++++ Information supplied

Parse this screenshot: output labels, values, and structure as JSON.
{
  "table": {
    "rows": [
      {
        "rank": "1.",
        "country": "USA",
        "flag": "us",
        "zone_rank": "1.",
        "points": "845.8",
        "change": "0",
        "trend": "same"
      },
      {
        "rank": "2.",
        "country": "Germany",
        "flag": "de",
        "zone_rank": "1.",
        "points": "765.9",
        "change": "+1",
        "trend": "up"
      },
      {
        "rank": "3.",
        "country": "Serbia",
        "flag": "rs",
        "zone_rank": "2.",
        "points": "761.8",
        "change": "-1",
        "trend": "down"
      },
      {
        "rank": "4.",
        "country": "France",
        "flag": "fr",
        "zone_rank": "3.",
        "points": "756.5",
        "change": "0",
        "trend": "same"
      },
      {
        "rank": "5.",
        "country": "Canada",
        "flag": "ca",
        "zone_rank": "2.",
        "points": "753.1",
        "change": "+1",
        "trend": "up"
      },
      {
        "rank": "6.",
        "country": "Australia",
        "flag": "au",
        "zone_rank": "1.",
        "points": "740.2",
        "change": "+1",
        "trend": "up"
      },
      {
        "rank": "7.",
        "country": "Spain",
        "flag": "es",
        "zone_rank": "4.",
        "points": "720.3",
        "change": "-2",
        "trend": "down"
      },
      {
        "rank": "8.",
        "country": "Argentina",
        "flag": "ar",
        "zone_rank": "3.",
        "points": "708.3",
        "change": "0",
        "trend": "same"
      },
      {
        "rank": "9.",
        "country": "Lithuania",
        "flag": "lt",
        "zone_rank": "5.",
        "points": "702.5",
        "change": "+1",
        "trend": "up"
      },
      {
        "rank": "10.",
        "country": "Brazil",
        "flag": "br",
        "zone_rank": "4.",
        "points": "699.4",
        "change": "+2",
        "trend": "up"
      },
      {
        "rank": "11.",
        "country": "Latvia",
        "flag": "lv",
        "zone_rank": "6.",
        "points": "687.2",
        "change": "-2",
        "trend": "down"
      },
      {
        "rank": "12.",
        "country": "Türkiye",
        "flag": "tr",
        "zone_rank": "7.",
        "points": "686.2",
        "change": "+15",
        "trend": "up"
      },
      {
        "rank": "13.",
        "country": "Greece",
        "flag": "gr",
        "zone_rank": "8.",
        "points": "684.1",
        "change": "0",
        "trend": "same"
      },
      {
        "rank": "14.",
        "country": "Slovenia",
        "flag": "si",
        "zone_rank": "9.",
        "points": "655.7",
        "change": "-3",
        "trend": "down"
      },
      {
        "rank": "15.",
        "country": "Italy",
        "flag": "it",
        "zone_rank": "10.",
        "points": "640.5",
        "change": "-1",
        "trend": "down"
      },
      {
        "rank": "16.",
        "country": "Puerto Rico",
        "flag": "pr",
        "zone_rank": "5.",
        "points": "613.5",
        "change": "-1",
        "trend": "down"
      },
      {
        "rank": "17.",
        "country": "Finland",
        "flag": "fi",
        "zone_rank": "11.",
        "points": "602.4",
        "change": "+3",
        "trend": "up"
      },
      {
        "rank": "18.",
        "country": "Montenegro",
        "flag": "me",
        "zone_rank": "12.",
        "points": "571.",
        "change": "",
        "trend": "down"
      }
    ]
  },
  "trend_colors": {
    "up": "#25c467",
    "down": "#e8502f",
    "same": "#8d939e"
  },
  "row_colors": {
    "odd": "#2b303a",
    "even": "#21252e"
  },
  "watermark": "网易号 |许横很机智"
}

++++++++

:: Stated exercise ::
Repeat all of the records above exactly as they appear.

:: Result ::
Parse this screenshot: output labels, values, and structure as JSON.
{
  "table": {
    "rows": [
      {
        "rank": "1.",
        "country": "USA",
        "flag": "us",
        "zone_rank": "1.",
        "points": "845.8",
        "change": "0",
        "trend": "same"
      },
      {
        "rank": "2.",
        "country": "Germany",
        "flag": "de",
        "zone_rank": "1.",
        "points": "765.9",
        "change": "+1",
        "trend": "up"
      },
      {
        "rank": "3.",
        "country": "Serbia",
        "flag": "rs",
        "zone_rank": "2.",
        "points": "761.8",
        "change": "-1",
        "trend": "down"
      },
      {
        "rank": "4.",
        "country": "France",
        "flag": "fr",
        "zone_rank": "3.",
        "points": "756.5",
        "change": "0",
        "trend": "same"
      },
      {
        "rank": "5.",
        "country": "Canada",
        "flag": "ca",
        "zone_rank": "2.",
        "points": "753.1",
        "change": "+1",
        "trend": "up"
      },
      {
        "rank": "6.",
        "country": "Australia",
        "flag": "au",
        "zone_rank": "1.",
        "points": "740.2",
        "change": "+1",
        "trend": "up"
      },
      {
        "rank": "7.",
        "country": "Spain",
        "flag": "es",
        "zone_rank": "4.",
        "points": "720.3",
        "change": "-2",
        "trend": "down"
      },
      {
        "rank": "8.",
        "country": "Argentina",
        "flag": "ar",
        "zone_rank": "3.",
        "points": "708.3",
        "change": "0",
        "trend": "same"
      },
      {
        "rank": "9.",
        "country": "Lithuania",
        "flag": "lt",
        "zone_rank": "5.",
        "points": "702.5",
        "change": "+1",
        "trend": "up"
      },
      {
        "rank": "10.",
        "country": "Brazil",
        "flag": "br",
        "zone_rank": "4.",
        "points": "699.4",
        "change": "+2",
        "trend": "up"
      },
      {
        "rank": "11.",
        "country": "Latvia",
        "flag": "lv",
        "zone_rank": "6.",
        "points": "687.2",
        "change": "-2",
        "trend": "down"
      },
      {
        "rank": "12.",
        "country": "Türkiye",
        "flag": "tr",
        "zone_rank": "7.",
        "points": "686.2",
        "change": "+15",
        "trend": "up"
      },
      {
        "rank": "13.",
        "country": "Greece",
        "flag": "gr",
        "zone_rank": "8.",
        "points": "684.1",
        "change": "0",
        "trend": "same"
      },
      {
        "rank": "14.",
        "country": "Slovenia",
        "flag": "si",
        "zone_rank": "9.",
        "points": "655.7",
        "change": "-3",
        "trend": "down"
      },
      {
        "rank": "15.",
        "country": "Italy",
        "flag": "it",
        "zone_rank": "10.",
        "points": "640.5",
        "change": "-1",
        "trend": "down"
      },
      {
        "rank": "16.",
        "country": "Puerto Rico",
        "flag": "pr",
        "zone_rank": "5.",
        "points": "613.5",
        "change": "-1",
        "trend": "down"
      },
      {
        "rank": "17.",
        "country": "Finland",
        "flag": "fi",
        "zone_rank": "11.",
        "points": "602.4",
        "change": "+3",
        "trend": "up"
      },
      {
        "rank": "18.",
        "country": "Montenegro",
        "flag": "me",
        "zone_rank": "12.",
        "points": "571.",
        "change": "",
        "trend": "down"
      }
    ]
  },
  "trend_colors": {
    "up": "#25c467",
    "down": "#e8502f",
    "same": "#8d939e"
  },
  "row_colors": {
    "odd": "#2b303a",
    "even": "#21252e"
  },
  "watermark": "网易号 |许横很机智"
}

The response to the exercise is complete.